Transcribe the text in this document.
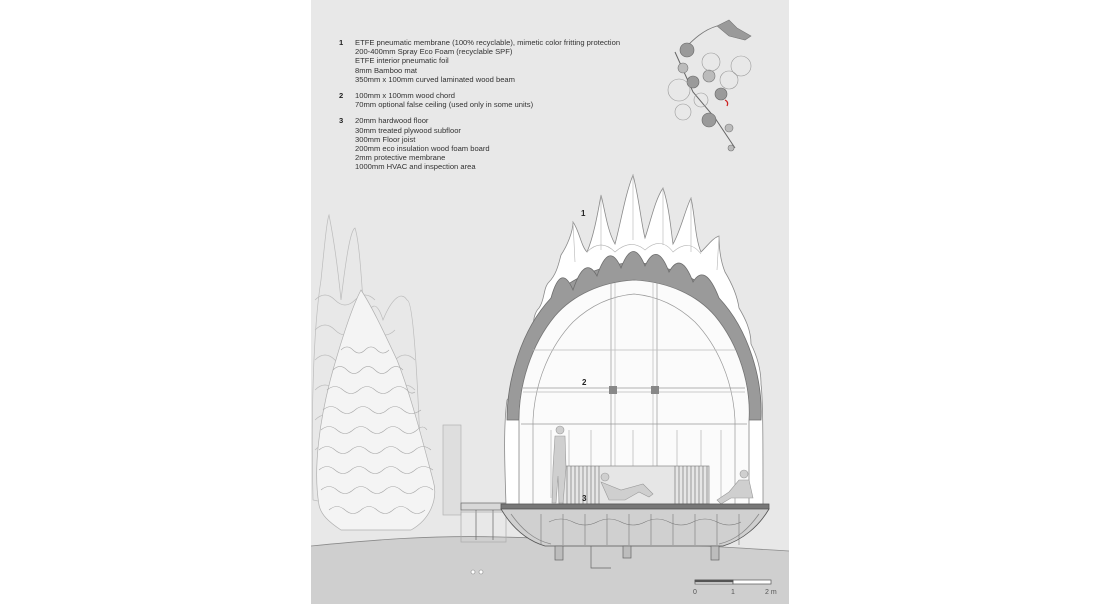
1 ETFE pneumatic membrane (100% recyclable), mimetic color fritting protection
200-400mm Spray Eco Foam (recyclable SPF)
ETFE interior pneumatic foil
8mm Bamboo mat
350mm x 100mm curved laminated wood beam
2 100mm x 100mm wood chord
70mm optional false ceiling (used only in some units)
3 20mm hardwood floor
30mm treated plywood subfloor
300mm Floor joist
200mm eco insulation wood foam board
2mm protective membrane
1000mm HVAC and inspection area
1
2
3
0	1	2 m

☆ ☆ ☆ ☆ ☆

Instructions for the task — Write the records above out again exactly, with no pictures in your copy.

Exercise response —
Transcribe the text in this document.
1 ETFE pneumatic membrane (100% recyclable), mimetic color fritting protection
200-400mm Spray Eco Foam (recyclable SPF)
ETFE interior pneumatic foil
8mm Bamboo mat
350mm x 100mm curved laminated wood beam
2 100mm x 100mm wood chord
70mm optional false ceiling (used only in some units)
3 20mm hardwood floor
30mm treated plywood subfloor
300mm Floor joist
200mm eco insulation wood foam board
2mm protective membrane
1000mm HVAC and inspection area
1
2
3
0	1	2 m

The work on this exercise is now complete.